- What this task involves:
Identify and reproduce every line holding the string "name".

- Data listing:
---------------

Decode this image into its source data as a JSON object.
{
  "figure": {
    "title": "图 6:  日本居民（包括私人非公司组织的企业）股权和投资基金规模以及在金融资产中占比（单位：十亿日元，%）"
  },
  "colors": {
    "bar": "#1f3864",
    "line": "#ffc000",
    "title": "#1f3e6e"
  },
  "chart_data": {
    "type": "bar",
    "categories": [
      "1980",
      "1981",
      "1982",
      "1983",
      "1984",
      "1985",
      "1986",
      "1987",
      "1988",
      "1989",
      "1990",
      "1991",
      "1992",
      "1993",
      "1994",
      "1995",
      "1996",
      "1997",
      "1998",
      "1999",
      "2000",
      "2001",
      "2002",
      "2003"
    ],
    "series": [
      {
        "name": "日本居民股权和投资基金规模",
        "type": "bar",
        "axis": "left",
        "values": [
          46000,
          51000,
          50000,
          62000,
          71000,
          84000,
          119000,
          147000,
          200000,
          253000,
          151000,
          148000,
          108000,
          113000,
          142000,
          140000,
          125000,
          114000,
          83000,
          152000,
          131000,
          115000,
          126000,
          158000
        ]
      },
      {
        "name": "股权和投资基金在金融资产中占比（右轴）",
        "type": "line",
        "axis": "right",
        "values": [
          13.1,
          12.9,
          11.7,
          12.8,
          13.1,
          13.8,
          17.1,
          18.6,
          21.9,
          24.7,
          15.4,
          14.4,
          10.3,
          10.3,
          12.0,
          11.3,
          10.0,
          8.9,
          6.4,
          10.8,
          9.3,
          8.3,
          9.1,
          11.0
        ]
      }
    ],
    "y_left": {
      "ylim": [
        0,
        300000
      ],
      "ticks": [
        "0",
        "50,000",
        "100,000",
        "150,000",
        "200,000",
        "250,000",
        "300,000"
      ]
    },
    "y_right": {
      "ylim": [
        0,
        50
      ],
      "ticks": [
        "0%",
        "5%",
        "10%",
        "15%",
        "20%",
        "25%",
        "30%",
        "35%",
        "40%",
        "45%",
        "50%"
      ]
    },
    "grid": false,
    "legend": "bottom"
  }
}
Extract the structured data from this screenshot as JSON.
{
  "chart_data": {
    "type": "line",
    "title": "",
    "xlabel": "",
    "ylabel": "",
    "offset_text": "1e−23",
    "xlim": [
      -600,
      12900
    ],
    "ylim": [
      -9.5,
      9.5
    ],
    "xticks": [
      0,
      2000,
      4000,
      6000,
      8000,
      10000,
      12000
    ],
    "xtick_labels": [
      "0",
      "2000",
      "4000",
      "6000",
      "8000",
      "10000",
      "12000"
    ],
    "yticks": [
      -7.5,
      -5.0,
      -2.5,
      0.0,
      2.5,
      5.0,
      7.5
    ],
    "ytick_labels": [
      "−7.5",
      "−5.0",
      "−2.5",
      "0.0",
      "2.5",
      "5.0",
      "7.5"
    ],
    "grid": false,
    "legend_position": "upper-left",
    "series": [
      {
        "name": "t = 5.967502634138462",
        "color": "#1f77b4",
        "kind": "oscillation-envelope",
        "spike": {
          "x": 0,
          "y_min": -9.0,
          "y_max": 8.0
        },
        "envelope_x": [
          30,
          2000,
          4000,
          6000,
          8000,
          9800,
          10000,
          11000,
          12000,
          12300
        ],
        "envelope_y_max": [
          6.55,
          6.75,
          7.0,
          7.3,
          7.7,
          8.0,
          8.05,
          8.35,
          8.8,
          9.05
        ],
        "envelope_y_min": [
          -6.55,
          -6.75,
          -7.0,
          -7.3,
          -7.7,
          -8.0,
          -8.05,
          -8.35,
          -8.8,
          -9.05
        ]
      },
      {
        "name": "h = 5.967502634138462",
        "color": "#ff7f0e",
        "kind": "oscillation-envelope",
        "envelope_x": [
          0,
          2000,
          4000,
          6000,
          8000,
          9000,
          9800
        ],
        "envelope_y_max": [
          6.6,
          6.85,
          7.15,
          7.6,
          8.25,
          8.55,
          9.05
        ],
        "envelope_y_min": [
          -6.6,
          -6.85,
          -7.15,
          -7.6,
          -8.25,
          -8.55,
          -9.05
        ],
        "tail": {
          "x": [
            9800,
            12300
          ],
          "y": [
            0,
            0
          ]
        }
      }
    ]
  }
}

---------------

- Worked answer:
        "name": "日本居民股权和投资基金规模",
        "name": "股权和投资基金在金融资产中占比（右轴）",
        "name": "t = 5.967502634138462",
        "name": "h = 5.967502634138462",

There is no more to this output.